▼▼▼
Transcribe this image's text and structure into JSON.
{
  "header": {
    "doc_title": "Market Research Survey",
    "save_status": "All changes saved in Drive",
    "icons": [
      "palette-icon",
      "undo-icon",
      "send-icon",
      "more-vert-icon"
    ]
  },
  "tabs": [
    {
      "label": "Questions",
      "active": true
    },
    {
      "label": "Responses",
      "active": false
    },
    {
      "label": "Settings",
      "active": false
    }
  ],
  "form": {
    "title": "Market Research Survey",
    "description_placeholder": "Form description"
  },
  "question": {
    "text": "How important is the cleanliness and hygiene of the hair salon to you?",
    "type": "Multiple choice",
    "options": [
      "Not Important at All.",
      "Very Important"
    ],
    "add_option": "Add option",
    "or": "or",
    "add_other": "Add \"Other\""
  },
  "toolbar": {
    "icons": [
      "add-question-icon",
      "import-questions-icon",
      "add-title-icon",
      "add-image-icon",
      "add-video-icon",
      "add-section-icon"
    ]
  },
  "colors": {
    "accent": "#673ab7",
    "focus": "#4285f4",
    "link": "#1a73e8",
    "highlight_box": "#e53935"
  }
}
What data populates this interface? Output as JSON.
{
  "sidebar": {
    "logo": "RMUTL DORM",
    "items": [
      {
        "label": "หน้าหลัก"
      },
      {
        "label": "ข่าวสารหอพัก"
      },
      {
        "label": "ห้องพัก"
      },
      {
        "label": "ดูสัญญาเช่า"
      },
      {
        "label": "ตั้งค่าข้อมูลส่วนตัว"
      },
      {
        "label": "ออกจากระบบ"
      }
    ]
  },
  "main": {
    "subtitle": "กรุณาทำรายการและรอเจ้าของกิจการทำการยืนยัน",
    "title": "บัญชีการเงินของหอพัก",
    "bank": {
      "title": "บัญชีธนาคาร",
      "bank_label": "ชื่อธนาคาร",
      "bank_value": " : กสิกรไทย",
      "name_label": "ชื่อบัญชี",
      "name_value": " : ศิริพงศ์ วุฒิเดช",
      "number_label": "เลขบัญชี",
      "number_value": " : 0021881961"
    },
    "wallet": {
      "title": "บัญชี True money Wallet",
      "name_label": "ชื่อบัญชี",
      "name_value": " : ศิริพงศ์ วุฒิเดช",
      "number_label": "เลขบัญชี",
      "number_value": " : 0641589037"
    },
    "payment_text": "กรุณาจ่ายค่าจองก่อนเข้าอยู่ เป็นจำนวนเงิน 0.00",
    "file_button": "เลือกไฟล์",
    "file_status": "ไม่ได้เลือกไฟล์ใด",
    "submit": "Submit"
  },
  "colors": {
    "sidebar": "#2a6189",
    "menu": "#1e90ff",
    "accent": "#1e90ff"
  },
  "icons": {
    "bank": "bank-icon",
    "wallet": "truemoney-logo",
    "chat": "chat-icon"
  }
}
▲▲▲
STATED TASK:
Reproduce each record shown above without altering a single word.

SOLUTION FOR THIS TASK:
Transcribe this image's text and structure into JSON.
{
  "header": {
    "doc_title": "Market Research Survey",
    "save_status": "All changes saved in Drive",
    "icons": [
      "palette-icon",
      "undo-icon",
      "send-icon",
      "more-vert-icon"
    ]
  },
  "tabs": [
    {
      "label": "Questions",
      "active": true
    },
    {
      "label": "Responses",
      "active": false
    },
    {
      "label": "Settings",
      "active": false
    }
  ],
  "form": {
    "title": "Market Research Survey",
    "description_placeholder": "Form description"
  },
  "question": {
    "text": "How important is the cleanliness and hygiene of the hair salon to you?",
    "type": "Multiple choice",
    "options": [
      "Not Important at All.",
      "Very Important"
    ],
    "add_option": "Add option",
    "or": "or",
    "add_other": "Add \"Other\""
  },
  "toolbar": {
    "icons": [
      "add-question-icon",
      "import-questions-icon",
      "add-title-icon",
      "add-image-icon",
      "add-video-icon",
      "add-section-icon"
    ]
  },
  "colors": {
    "accent": "#673ab7",
    "focus": "#4285f4",
    "link": "#1a73e8",
    "highlight_box": "#e53935"
  }
}
What data populates this interface? Output as JSON.
{
  "sidebar": {
    "logo": "RMUTL DORM",
    "items": [
      {
        "label": "หน้าหลัก"
      },
      {
        "label": "ข่าวสารหอพัก"
      },
      {
        "label": "ห้องพัก"
      },
      {
        "label": "ดูสัญญาเช่า"
      },
      {
        "label": "ตั้งค่าข้อมูลส่วนตัว"
      },
      {
        "label": "ออกจากระบบ"
      }
    ]
  },
  "main": {
    "subtitle": "กรุณาทำรายการและรอเจ้าของกิจการทำการยืนยัน",
    "title": "บัญชีการเงินของหอพัก",
    "bank": {
      "title": "บัญชีธนาคาร",
      "bank_label": "ชื่อธนาคาร",
      "bank_value": " : กสิกรไทย",
      "name_label": "ชื่อบัญชี",
      "name_value": " : ศิริพงศ์ วุฒิเดช",
      "number_label": "เลขบัญชี",
      "number_value": " : 0021881961"
    },
    "wallet": {
      "title": "บัญชี True money Wallet",
      "name_label": "ชื่อบัญชี",
      "name_value": " : ศิริพงศ์ วุฒิเดช",
      "number_label": "เลขบัญชี",
      "number_value": " : 0641589037"
    },
    "payment_text": "กรุณาจ่ายค่าจองก่อนเข้าอยู่ เป็นจำนวนเงิน 0.00",
    "file_button": "เลือกไฟล์",
    "file_status": "ไม่ได้เลือกไฟล์ใด",
    "submit": "Submit"
  },
  "colors": {
    "sidebar": "#2a6189",
    "menu": "#1e90ff",
    "accent": "#1e90ff"
  },
  "icons": {
    "bank": "bank-icon",
    "wallet": "truemoney-logo",
    "chat": "chat-icon"
  }
}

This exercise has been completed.